What the task requires
Gather, from the listing beneath this task, every line holding the string "maximum".

Data section
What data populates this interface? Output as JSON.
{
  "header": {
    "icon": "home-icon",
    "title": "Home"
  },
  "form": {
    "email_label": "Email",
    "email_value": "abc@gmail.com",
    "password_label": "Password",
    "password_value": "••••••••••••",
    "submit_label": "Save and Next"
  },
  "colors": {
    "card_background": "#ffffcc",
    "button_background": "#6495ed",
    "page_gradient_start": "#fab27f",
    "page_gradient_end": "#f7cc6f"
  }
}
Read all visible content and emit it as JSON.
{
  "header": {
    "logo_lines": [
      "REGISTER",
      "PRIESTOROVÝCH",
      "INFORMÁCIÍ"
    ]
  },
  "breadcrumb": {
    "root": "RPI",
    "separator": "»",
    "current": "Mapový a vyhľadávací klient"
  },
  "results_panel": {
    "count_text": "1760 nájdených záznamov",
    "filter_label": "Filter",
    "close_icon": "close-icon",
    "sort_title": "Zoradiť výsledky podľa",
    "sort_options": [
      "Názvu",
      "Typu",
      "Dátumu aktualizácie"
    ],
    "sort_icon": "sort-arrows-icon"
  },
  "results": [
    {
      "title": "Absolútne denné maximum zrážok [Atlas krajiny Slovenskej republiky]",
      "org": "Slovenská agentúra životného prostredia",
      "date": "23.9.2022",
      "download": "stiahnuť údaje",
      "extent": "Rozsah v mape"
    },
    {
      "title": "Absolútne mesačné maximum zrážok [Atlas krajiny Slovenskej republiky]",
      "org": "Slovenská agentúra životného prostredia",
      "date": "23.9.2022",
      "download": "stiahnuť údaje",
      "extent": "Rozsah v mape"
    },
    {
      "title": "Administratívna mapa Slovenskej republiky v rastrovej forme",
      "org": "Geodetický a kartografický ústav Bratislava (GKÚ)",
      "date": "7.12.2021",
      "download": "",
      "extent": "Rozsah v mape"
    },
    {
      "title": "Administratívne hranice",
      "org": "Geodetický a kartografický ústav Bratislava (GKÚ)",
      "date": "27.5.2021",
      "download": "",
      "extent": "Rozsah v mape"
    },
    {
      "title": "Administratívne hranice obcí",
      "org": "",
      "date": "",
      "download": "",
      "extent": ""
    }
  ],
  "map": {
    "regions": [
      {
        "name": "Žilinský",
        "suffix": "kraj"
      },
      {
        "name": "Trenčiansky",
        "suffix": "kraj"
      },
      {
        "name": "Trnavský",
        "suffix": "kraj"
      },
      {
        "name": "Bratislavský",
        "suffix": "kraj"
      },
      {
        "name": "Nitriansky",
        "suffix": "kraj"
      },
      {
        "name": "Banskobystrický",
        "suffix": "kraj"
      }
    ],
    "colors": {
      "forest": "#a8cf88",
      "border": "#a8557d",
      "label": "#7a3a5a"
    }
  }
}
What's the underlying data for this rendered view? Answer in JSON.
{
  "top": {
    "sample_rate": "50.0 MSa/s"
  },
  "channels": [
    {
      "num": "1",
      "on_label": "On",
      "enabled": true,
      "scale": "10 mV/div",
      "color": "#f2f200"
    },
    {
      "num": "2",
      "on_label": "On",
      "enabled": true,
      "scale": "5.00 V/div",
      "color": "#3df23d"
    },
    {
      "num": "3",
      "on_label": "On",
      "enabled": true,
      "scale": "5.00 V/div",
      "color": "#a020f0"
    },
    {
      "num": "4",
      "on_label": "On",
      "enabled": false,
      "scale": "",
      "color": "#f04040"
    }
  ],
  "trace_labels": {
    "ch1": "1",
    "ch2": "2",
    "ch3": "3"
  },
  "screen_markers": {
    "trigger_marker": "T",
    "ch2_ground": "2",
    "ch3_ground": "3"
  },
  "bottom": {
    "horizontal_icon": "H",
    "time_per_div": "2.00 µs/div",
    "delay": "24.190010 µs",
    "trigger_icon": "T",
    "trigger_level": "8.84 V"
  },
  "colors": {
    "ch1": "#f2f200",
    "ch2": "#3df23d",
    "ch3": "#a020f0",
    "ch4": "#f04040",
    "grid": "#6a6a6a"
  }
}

Correct response
      "title": "Absolútne denné maximum zrážok [Atlas krajiny Slovenskej republiky]",
      "title": "Absolútne mesačné maximum zrážok [Atlas krajiny Slovenskej republiky]",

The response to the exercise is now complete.